■ Provided data

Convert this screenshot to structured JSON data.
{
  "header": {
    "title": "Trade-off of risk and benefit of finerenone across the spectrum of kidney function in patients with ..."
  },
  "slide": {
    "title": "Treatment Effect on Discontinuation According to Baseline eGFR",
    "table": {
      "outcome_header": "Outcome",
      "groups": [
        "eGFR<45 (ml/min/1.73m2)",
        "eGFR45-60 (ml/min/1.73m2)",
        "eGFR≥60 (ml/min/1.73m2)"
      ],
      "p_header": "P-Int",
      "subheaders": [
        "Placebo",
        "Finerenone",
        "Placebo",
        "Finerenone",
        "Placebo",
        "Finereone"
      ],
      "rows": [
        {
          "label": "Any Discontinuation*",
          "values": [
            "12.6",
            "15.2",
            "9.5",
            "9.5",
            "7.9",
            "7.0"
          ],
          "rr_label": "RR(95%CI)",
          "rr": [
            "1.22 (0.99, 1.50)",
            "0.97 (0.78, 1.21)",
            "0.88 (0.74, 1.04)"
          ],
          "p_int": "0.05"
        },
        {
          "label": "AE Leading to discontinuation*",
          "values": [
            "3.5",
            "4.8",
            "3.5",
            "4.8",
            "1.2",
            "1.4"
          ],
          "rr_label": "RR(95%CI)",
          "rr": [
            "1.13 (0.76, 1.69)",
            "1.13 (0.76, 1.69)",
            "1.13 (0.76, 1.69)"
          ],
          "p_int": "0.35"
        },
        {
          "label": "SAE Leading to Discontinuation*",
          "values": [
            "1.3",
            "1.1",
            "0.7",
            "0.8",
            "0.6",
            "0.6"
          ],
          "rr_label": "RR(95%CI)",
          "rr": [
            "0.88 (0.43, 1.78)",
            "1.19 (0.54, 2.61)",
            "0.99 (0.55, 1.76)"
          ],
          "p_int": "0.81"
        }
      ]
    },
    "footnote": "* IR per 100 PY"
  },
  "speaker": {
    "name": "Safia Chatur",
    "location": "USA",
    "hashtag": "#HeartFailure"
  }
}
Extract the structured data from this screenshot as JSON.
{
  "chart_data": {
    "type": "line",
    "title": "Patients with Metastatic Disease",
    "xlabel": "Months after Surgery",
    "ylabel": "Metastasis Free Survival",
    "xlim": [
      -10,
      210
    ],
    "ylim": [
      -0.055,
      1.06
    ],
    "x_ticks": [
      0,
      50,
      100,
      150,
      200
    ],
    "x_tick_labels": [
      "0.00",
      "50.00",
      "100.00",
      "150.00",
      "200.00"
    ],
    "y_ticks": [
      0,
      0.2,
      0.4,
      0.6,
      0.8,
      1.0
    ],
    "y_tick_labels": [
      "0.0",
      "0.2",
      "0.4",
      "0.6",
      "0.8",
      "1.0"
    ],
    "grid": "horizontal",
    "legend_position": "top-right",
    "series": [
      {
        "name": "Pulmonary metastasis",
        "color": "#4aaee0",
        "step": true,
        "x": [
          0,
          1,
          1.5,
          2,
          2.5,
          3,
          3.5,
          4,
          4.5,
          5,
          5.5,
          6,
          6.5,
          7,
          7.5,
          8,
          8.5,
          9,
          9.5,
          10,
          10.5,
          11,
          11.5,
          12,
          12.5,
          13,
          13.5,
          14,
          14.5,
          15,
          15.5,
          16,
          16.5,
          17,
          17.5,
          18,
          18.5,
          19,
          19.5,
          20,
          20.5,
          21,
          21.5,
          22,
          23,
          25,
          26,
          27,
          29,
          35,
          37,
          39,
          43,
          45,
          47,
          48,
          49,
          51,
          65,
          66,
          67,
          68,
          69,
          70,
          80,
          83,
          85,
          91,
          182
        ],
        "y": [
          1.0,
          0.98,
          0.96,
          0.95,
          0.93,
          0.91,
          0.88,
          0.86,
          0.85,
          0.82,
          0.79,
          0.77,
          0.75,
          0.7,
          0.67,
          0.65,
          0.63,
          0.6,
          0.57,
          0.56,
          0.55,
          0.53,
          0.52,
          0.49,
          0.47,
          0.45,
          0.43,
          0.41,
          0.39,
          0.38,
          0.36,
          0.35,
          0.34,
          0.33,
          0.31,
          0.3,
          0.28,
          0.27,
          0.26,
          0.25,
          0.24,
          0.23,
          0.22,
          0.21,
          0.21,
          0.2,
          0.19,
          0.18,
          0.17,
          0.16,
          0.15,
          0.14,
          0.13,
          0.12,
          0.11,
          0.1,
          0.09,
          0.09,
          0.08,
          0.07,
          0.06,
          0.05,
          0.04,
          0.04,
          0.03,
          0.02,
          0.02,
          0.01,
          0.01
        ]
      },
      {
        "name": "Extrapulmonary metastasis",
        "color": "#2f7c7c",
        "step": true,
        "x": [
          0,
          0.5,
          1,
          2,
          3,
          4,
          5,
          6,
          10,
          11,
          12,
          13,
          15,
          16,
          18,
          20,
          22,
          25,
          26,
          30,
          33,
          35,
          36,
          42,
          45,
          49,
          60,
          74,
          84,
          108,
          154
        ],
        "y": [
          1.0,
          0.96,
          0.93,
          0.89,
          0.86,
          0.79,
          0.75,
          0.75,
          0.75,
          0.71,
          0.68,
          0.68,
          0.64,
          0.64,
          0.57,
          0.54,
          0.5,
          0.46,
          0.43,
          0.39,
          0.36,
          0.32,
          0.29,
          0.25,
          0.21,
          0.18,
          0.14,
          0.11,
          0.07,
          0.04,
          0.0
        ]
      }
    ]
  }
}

■ Task item
Output the records in full. Keep every character as it is.

■ Result of this exercise
Convert this screenshot to structured JSON data.
{
  "header": {
    "title": "Trade-off of risk and benefit of finerenone across the spectrum of kidney function in patients with ..."
  },
  "slide": {
    "title": "Treatment Effect on Discontinuation According to Baseline eGFR",
    "table": {
      "outcome_header": "Outcome",
      "groups": [
        "eGFR<45 (ml/min/1.73m2)",
        "eGFR45-60 (ml/min/1.73m2)",
        "eGFR≥60 (ml/min/1.73m2)"
      ],
      "p_header": "P-Int",
      "subheaders": [
        "Placebo",
        "Finerenone",
        "Placebo",
        "Finerenone",
        "Placebo",
        "Finereone"
      ],
      "rows": [
        {
          "label": "Any Discontinuation*",
          "values": [
            "12.6",
            "15.2",
            "9.5",
            "9.5",
            "7.9",
            "7.0"
          ],
          "rr_label": "RR(95%CI)",
          "rr": [
            "1.22 (0.99, 1.50)",
            "0.97 (0.78, 1.21)",
            "0.88 (0.74, 1.04)"
          ],
          "p_int": "0.05"
        },
        {
          "label": "AE Leading to discontinuation*",
          "values": [
            "3.5",
            "4.8",
            "3.5",
            "4.8",
            "1.2",
            "1.4"
          ],
          "rr_label": "RR(95%CI)",
          "rr": [
            "1.13 (0.76, 1.69)",
            "1.13 (0.76, 1.69)",
            "1.13 (0.76, 1.69)"
          ],
          "p_int": "0.35"
        },
        {
          "label": "SAE Leading to Discontinuation*",
          "values": [
            "1.3",
            "1.1",
            "0.7",
            "0.8",
            "0.6",
            "0.6"
          ],
          "rr_label": "RR(95%CI)",
          "rr": [
            "0.88 (0.43, 1.78)",
            "1.19 (0.54, 2.61)",
            "0.99 (0.55, 1.76)"
          ],
          "p_int": "0.81"
        }
      ]
    },
    "footnote": "* IR per 100 PY"
  },
  "speaker": {
    "name": "Safia Chatur",
    "location": "USA",
    "hashtag": "#HeartFailure"
  }
}
Extract the structured data from this screenshot as JSON.
{
  "chart_data": {
    "type": "line",
    "title": "Patients with Metastatic Disease",
    "xlabel": "Months after Surgery",
    "ylabel": "Metastasis Free Survival",
    "xlim": [
      -10,
      210
    ],
    "ylim": [
      -0.055,
      1.06
    ],
    "x_ticks": [
      0,
      50,
      100,
      150,
      200
    ],
    "x_tick_labels": [
      "0.00",
      "50.00",
      "100.00",
      "150.00",
      "200.00"
    ],
    "y_ticks": [
      0,
      0.2,
      0.4,
      0.6,
      0.8,
      1.0
    ],
    "y_tick_labels": [
      "0.0",
      "0.2",
      "0.4",
      "0.6",
      "0.8",
      "1.0"
    ],
    "grid": "horizontal",
    "legend_position": "top-right",
    "series": [
      {
        "name": "Pulmonary metastasis",
        "color": "#4aaee0",
        "step": true,
        "x": [
          0,
          1,
          1.5,
          2,
          2.5,
          3,
          3.5,
          4,
          4.5,
          5,
          5.5,
          6,
          6.5,
          7,
          7.5,
          8,
          8.5,
          9,
          9.5,
          10,
          10.5,
          11,
          11.5,
          12,
          12.5,
          13,
          13.5,
          14,
          14.5,
          15,
          15.5,
          16,
          16.5,
          17,
          17.5,
          18,
          18.5,
          19,
          19.5,
          20,
          20.5,
          21,
          21.5,
          22,
          23,
          25,
          26,
          27,
          29,
          35,
          37,
          39,
          43,
          45,
          47,
          48,
          49,
          51,
          65,
          66,
          67,
          68,
          69,
          70,
          80,
          83,
          85,
          91,
          182
        ],
        "y": [
          1.0,
          0.98,
          0.96,
          0.95,
          0.93,
          0.91,
          0.88,
          0.86,
          0.85,
          0.82,
          0.79,
          0.77,
          0.75,
          0.7,
          0.67,
          0.65,
          0.63,
          0.6,
          0.57,
          0.56,
          0.55,
          0.53,
          0.52,
          0.49,
          0.47,
          0.45,
          0.43,
          0.41,
          0.39,
          0.38,
          0.36,
          0.35,
          0.34,
          0.33,
          0.31,
          0.3,
          0.28,
          0.27,
          0.26,
          0.25,
          0.24,
          0.23,
          0.22,
          0.21,
          0.21,
          0.2,
          0.19,
          0.18,
          0.17,
          0.16,
          0.15,
          0.14,
          0.13,
          0.12,
          0.11,
          0.1,
          0.09,
          0.09,
          0.08,
          0.07,
          0.06,
          0.05,
          0.04,
          0.04,
          0.03,
          0.02,
          0.02,
          0.01,
          0.01
        ]
      },
      {
        "name": "Extrapulmonary metastasis",
        "color": "#2f7c7c",
        "step": true,
        "x": [
          0,
          0.5,
          1,
          2,
          3,
          4,
          5,
          6,
          10,
          11,
          12,
          13,
          15,
          16,
          18,
          20,
          22,
          25,
          26,
          30,
          33,
          35,
          36,
          42,
          45,
          49,
          60,
          74,
          84,
          108,
          154
        ],
        "y": [
          1.0,
          0.96,
          0.93,
          0.89,
          0.86,
          0.79,
          0.75,
          0.75,
          0.75,
          0.71,
          0.68,
          0.68,
          0.64,
          0.64,
          0.57,
          0.54,
          0.5,
          0.46,
          0.43,
          0.39,
          0.36,
          0.32,
          0.29,
          0.25,
          0.21,
          0.18,
          0.14,
          0.11,
          0.07,
          0.04,
          0.0
        ]
      }
    ]
  }
}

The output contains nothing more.